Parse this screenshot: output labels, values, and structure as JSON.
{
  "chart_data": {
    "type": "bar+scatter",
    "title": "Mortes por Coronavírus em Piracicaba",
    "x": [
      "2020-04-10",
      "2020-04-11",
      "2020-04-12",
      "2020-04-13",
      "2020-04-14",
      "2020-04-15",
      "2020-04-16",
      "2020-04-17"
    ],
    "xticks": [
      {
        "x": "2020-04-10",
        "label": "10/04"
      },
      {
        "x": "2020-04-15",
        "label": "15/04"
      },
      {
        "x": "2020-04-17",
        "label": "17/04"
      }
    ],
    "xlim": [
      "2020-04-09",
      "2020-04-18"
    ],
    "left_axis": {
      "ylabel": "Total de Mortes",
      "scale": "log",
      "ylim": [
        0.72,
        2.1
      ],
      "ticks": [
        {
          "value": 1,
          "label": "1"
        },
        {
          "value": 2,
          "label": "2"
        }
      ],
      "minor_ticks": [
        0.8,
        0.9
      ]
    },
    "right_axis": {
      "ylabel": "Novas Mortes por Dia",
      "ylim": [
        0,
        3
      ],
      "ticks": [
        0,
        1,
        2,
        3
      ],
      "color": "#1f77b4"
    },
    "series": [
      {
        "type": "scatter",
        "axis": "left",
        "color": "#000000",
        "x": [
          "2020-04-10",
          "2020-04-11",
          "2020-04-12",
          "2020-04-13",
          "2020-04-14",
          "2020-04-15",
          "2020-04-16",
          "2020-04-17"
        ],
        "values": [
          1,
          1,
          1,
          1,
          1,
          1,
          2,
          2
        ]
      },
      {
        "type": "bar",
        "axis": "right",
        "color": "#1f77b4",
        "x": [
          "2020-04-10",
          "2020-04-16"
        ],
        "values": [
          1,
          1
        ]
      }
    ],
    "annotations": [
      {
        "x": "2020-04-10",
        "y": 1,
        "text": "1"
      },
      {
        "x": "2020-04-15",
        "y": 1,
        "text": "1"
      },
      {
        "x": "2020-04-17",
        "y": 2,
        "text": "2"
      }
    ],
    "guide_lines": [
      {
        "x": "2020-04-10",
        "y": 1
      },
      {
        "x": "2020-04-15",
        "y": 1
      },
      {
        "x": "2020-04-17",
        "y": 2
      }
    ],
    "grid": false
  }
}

■ ■ ■ ■

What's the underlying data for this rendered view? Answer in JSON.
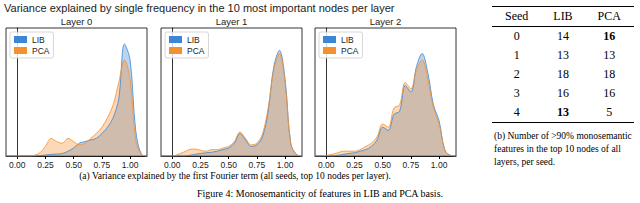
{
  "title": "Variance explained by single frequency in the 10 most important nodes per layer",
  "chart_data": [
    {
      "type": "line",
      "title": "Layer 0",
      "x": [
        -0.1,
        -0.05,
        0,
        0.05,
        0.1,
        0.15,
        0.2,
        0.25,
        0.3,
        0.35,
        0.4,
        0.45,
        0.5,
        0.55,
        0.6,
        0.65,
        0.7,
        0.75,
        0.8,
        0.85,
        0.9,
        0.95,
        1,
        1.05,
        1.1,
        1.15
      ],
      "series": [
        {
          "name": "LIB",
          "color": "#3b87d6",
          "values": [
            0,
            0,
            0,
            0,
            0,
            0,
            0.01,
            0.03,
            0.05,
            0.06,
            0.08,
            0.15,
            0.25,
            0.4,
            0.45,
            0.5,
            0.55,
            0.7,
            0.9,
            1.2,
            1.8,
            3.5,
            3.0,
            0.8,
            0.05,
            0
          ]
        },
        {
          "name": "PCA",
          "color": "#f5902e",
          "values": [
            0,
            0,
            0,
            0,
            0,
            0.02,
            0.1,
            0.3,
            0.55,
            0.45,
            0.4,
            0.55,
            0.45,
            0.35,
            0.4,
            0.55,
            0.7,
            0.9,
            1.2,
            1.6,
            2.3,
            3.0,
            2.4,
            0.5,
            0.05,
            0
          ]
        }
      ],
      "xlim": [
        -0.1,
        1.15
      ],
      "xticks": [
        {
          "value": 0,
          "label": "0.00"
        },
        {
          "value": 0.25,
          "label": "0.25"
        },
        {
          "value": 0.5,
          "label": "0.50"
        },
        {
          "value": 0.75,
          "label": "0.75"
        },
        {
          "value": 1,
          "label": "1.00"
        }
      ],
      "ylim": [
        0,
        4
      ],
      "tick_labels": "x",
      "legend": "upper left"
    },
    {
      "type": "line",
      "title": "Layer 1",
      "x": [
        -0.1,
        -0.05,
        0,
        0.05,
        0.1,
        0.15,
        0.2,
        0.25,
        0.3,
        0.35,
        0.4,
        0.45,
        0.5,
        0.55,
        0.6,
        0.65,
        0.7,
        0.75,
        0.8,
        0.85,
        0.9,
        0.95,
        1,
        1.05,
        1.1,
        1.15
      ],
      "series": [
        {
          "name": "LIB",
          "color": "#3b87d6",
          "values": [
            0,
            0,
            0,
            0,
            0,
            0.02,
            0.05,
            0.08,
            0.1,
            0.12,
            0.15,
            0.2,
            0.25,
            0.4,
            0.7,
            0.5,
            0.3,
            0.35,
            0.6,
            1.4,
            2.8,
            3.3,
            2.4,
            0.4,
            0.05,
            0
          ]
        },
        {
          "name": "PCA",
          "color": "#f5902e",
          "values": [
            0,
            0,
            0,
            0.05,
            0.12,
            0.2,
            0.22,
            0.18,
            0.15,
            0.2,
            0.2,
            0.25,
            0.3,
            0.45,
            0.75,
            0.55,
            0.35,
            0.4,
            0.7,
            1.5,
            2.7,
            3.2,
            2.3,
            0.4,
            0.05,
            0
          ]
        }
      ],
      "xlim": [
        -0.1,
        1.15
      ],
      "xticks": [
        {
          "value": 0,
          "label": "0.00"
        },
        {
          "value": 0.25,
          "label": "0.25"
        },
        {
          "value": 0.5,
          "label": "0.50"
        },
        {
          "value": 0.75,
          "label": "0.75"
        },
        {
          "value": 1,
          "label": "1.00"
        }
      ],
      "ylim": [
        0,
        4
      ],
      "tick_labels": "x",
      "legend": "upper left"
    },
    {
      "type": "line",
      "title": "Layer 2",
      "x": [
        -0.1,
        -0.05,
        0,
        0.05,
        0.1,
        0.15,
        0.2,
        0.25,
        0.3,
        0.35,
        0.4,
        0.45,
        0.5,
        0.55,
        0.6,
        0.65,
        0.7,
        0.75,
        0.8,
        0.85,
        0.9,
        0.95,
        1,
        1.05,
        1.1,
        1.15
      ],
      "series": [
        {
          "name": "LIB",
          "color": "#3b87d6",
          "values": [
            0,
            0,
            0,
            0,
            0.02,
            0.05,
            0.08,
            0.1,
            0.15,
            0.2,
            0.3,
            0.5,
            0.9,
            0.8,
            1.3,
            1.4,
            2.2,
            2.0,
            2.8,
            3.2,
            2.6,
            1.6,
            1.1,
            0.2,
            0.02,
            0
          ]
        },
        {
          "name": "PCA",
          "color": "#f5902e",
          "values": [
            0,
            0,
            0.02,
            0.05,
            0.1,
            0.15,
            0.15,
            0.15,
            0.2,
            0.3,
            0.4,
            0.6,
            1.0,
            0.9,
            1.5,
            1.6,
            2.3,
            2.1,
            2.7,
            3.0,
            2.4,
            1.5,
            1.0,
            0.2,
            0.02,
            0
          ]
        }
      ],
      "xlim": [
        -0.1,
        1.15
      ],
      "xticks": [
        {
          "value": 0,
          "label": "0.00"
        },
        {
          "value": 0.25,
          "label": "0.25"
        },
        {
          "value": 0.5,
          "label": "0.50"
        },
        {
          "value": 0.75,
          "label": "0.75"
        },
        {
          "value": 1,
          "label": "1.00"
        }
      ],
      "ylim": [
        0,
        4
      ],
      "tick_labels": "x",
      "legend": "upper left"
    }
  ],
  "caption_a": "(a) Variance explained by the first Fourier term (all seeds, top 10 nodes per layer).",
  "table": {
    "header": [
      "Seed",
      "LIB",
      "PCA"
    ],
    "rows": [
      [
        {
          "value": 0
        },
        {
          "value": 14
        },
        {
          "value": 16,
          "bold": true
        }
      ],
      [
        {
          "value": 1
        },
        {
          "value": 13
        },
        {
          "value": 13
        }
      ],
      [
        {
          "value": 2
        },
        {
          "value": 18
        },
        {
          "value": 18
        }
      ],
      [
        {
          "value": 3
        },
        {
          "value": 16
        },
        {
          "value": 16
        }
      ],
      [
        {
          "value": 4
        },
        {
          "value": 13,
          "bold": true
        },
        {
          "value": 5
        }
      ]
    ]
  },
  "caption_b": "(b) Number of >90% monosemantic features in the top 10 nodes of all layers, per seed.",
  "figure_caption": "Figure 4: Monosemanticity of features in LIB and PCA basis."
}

■ ■ ■ ■

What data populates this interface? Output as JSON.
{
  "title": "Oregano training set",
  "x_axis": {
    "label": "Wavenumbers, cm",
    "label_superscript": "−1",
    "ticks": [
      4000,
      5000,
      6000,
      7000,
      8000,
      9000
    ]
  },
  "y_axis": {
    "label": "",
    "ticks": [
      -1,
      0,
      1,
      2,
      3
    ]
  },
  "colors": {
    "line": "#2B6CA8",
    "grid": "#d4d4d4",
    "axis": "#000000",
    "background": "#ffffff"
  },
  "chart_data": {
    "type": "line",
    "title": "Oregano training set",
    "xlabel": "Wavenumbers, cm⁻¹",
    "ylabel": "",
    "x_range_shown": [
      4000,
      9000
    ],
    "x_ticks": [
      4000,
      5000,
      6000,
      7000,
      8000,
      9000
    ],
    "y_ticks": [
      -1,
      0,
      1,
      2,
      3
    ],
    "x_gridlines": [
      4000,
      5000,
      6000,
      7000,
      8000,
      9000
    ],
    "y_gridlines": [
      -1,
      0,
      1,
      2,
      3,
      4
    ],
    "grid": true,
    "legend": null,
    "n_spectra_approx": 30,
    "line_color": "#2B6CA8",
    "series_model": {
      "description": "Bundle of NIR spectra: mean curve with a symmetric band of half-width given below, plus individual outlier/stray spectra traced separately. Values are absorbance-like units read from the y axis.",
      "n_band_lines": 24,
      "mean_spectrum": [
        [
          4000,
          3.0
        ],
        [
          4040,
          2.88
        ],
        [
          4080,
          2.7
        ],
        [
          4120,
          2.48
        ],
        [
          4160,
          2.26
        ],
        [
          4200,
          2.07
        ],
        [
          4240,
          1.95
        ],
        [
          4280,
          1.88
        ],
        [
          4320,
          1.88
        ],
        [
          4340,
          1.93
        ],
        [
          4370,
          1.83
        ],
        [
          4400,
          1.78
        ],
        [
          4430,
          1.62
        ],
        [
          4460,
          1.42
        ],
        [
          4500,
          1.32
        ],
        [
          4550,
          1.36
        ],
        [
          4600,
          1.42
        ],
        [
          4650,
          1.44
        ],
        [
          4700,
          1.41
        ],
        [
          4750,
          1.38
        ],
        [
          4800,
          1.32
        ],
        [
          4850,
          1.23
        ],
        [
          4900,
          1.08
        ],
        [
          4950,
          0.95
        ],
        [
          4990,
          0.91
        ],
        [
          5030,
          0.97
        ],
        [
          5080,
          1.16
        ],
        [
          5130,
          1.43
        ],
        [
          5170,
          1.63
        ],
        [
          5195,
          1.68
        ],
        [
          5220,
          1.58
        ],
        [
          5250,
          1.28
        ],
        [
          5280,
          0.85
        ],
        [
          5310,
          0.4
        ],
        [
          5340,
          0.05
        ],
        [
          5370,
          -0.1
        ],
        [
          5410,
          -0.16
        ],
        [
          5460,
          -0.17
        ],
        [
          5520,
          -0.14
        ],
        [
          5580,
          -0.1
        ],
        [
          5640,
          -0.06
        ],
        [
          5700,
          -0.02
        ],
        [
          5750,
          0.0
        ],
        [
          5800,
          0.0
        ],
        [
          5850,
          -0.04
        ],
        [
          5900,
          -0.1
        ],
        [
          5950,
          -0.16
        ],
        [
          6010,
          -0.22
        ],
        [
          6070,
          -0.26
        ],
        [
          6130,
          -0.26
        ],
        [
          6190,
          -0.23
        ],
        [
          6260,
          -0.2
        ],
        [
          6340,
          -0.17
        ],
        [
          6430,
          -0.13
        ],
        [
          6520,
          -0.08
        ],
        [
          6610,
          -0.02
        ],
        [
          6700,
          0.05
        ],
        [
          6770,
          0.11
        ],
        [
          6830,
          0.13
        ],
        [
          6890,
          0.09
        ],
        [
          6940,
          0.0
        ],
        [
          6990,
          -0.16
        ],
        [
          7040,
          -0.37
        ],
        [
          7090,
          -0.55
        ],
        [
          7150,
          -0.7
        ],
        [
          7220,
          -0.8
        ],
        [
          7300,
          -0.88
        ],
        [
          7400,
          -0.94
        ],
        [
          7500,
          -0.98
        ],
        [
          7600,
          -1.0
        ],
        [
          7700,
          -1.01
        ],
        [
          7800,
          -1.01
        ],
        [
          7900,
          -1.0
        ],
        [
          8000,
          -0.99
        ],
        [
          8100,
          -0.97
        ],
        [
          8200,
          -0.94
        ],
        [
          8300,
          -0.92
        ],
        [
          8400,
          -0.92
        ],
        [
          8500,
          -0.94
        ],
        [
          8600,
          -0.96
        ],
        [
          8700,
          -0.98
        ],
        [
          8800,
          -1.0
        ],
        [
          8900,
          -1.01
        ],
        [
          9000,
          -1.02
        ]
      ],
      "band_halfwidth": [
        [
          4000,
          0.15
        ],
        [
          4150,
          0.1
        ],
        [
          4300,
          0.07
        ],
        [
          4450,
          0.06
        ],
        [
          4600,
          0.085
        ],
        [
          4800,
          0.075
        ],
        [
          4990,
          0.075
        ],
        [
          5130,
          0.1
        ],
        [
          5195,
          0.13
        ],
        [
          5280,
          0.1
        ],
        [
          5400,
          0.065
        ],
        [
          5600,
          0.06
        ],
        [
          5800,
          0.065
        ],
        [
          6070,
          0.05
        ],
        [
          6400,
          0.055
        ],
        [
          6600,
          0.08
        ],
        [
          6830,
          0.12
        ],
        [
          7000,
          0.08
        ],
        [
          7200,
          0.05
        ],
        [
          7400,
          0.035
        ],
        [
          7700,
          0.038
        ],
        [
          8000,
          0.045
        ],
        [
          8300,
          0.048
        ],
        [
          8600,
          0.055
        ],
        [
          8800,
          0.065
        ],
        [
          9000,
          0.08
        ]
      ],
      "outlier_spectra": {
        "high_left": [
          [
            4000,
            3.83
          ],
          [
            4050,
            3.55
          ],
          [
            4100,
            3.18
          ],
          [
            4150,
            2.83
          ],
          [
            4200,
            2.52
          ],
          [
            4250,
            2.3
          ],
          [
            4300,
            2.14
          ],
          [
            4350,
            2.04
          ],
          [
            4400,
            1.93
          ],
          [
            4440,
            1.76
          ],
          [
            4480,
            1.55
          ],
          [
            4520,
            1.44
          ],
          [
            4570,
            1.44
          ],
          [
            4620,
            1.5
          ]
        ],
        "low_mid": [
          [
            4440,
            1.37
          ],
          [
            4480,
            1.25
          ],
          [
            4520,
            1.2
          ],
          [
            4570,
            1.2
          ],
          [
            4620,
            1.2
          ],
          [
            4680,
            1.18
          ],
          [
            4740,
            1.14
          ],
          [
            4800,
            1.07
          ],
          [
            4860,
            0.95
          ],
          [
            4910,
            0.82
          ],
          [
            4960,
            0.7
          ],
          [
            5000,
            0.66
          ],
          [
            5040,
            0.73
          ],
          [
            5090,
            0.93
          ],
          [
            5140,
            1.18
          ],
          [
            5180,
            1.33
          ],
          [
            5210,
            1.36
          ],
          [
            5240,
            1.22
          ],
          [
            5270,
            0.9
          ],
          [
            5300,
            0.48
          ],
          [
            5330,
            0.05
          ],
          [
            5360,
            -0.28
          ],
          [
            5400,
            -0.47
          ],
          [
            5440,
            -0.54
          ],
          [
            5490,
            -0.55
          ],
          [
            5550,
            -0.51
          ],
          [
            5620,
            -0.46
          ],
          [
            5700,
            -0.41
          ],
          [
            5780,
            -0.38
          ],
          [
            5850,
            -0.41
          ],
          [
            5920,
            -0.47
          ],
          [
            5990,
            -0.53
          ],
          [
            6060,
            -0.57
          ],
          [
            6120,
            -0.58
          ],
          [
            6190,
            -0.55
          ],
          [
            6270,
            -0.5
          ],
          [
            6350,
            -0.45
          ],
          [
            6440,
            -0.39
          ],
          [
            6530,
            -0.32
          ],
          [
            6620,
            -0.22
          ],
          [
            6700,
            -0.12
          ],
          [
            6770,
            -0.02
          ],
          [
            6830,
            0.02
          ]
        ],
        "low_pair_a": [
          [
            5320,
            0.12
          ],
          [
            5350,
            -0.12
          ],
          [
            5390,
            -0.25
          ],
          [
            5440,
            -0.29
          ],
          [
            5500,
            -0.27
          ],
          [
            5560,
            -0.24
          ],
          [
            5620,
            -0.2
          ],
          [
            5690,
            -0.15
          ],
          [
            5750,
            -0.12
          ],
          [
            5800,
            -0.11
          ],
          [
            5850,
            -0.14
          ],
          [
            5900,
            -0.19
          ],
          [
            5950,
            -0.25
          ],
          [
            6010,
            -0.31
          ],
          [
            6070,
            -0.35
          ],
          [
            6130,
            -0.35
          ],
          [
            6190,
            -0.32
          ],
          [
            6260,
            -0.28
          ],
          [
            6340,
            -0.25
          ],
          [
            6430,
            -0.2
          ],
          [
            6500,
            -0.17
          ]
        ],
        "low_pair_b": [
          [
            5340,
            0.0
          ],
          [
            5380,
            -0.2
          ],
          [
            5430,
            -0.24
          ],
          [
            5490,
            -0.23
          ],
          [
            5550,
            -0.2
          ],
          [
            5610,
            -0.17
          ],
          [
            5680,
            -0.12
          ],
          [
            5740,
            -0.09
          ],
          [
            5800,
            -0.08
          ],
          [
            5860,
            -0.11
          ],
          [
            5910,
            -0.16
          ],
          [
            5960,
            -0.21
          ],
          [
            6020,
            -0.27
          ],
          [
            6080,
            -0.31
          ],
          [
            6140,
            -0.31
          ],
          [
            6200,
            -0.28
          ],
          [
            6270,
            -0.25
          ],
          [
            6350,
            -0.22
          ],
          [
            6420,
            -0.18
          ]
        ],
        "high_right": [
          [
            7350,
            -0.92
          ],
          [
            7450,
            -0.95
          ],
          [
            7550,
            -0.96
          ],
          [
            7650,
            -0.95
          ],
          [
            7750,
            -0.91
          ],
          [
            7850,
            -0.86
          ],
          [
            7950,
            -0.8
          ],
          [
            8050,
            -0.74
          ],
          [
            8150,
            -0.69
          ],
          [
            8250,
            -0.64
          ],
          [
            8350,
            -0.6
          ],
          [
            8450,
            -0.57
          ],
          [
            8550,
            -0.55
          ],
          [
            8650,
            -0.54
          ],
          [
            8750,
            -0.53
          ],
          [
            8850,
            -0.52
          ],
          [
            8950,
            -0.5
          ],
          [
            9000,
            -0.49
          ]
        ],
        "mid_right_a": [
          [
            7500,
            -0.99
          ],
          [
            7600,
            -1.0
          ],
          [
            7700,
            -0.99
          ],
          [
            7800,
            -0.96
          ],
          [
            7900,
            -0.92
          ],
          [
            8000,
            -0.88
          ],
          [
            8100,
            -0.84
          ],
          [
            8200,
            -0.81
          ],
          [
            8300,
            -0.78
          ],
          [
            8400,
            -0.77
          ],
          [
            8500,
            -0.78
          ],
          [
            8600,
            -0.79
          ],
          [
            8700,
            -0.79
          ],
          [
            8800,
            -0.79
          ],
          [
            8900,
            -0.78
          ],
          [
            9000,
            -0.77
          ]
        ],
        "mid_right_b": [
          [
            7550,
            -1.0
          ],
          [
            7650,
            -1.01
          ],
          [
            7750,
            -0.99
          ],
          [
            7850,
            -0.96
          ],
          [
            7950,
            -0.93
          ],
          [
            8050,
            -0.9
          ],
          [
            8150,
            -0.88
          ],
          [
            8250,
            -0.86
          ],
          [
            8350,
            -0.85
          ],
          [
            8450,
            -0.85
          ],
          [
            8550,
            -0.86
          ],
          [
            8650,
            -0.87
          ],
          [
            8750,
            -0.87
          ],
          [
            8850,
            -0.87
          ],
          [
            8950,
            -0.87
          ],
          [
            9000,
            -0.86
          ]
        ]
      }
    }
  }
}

■ ■ ■ ■

Challenge:
Gather each line from the listing above that holds "Wavenumbers".

Task result:
    "label": "Wavenumbers, cm",
    "xlabel": "Wavenumbers, cm⁻¹",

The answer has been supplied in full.